--- START OF SUPPLIED MATERIAL ---
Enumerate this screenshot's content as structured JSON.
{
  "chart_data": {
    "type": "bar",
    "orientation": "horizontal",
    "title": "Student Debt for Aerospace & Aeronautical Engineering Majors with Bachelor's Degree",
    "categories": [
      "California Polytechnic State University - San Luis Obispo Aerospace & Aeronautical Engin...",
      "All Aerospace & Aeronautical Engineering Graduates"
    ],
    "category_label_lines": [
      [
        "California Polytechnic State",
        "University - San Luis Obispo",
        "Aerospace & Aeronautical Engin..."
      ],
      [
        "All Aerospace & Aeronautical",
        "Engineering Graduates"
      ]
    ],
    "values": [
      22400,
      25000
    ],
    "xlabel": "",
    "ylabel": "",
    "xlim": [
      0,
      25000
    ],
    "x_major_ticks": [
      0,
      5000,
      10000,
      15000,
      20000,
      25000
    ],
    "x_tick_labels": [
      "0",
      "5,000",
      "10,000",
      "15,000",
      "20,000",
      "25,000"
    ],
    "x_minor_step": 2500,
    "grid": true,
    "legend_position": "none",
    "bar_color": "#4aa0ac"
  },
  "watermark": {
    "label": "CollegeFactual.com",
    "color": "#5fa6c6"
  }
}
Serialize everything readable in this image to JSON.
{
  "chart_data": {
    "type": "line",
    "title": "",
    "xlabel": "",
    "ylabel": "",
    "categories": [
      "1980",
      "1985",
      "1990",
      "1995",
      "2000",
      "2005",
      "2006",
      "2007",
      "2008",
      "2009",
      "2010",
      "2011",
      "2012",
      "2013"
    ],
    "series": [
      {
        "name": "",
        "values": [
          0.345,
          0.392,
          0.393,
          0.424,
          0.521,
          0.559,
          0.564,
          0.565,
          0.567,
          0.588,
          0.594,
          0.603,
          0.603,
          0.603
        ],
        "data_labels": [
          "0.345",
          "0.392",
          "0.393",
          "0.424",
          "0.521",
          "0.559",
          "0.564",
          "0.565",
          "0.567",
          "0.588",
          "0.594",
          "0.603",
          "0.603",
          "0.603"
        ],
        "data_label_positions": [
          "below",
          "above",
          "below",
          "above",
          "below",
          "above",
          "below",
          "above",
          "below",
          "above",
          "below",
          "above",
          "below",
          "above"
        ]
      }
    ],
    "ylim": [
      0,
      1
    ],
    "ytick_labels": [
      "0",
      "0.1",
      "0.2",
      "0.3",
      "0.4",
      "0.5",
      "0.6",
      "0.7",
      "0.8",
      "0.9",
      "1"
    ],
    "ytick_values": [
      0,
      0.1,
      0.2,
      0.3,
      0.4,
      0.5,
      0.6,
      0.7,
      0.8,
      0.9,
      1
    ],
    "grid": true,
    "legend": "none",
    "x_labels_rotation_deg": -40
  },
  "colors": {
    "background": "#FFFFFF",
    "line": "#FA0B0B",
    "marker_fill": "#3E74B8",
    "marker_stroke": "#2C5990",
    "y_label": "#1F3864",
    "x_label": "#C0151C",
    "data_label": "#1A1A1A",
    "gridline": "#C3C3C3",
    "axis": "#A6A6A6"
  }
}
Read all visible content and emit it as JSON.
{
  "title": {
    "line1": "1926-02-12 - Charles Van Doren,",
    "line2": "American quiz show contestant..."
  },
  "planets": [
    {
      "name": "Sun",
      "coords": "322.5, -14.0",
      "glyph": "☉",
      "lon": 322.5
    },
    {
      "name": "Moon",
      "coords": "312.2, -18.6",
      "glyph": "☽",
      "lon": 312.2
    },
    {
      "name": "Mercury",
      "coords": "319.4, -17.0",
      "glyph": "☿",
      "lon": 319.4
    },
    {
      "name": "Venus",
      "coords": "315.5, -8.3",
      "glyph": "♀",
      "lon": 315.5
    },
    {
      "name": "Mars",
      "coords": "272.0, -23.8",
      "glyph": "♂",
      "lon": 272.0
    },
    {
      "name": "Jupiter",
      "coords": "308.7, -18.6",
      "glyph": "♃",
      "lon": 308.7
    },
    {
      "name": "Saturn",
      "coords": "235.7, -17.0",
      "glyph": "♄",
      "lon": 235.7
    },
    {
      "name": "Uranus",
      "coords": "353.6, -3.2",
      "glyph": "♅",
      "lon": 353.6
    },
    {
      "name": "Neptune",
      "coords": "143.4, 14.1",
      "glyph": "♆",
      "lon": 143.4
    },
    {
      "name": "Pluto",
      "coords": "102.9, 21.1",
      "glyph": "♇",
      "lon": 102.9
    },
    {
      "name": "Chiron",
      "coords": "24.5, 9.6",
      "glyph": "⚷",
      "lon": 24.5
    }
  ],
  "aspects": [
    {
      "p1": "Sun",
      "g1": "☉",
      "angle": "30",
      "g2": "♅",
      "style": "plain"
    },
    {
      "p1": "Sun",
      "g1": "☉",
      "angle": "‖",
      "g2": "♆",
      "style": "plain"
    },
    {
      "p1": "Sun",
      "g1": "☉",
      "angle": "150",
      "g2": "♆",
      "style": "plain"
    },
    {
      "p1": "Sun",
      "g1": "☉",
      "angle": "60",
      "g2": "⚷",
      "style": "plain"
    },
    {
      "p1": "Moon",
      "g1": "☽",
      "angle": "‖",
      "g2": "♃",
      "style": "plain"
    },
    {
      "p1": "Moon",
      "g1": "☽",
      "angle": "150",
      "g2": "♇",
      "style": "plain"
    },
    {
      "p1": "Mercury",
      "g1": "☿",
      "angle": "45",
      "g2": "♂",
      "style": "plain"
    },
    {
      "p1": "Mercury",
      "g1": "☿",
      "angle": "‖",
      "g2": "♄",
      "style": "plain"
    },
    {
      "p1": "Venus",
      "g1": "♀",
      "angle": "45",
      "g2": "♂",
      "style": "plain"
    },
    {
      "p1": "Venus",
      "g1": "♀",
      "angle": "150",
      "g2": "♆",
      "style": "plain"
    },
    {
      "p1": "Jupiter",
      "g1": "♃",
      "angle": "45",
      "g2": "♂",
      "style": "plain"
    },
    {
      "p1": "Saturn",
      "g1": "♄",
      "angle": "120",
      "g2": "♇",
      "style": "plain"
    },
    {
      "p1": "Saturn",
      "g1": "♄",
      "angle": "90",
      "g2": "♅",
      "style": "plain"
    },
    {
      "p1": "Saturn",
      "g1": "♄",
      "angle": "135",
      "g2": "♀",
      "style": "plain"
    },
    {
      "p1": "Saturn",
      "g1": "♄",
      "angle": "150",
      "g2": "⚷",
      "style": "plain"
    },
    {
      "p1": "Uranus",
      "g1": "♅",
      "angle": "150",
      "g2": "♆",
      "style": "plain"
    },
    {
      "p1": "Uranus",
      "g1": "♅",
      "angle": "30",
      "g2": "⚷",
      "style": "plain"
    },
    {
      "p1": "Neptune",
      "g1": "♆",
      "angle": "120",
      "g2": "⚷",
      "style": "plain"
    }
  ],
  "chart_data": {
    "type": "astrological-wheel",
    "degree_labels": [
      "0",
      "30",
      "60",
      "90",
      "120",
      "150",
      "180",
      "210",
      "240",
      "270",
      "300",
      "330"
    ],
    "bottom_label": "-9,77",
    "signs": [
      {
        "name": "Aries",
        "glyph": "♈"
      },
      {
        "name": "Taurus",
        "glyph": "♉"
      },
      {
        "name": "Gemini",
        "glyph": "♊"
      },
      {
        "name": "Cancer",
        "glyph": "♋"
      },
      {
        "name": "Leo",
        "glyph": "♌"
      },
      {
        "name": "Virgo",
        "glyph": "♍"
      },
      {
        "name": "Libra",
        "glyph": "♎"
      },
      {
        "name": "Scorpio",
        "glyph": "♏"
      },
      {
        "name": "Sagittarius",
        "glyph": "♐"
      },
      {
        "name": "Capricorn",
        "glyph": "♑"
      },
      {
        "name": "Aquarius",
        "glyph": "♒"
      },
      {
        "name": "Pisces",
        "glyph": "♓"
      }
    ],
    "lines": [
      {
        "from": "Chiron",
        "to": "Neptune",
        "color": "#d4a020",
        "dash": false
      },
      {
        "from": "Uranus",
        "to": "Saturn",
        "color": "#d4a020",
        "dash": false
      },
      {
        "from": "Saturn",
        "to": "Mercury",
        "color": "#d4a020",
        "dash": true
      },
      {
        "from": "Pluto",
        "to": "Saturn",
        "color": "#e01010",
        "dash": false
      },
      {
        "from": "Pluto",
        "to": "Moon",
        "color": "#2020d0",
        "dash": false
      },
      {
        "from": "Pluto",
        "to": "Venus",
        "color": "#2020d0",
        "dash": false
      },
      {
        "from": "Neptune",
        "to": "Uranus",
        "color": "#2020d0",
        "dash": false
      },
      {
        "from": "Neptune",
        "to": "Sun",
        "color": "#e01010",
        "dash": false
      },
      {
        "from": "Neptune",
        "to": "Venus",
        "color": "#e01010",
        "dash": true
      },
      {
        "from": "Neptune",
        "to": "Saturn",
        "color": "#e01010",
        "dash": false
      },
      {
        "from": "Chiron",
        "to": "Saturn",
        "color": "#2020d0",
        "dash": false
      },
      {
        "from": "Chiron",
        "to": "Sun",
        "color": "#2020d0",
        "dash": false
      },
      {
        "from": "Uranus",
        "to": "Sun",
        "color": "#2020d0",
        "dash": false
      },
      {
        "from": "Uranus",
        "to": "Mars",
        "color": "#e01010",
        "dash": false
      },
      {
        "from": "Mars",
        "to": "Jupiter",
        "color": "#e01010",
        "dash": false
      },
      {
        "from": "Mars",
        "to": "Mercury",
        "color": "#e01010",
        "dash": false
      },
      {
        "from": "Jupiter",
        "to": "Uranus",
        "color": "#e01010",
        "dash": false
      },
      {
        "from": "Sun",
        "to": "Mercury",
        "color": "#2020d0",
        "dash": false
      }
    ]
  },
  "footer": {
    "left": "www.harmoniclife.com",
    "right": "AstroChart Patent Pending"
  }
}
--- END OF SUPPLIED MATERIAL ---
* _STATED TASK_
Only lines with the word "coords" should be collected from the material.

* _TASK OUTPUT_
      "coords": "322.5, -14.0",
      "coords": "312.2, -18.6",
      "coords": "319.4, -17.0",
      "coords": "315.5, -8.3",
      "coords": "272.0, -23.8",
      "coords": "308.7, -18.6",
      "coords": "235.7, -17.0",
      "coords": "353.6, -3.2",
      "coords": "143.4, 14.1",
      "coords": "102.9, 21.1",
      "coords": "24.5, 9.6",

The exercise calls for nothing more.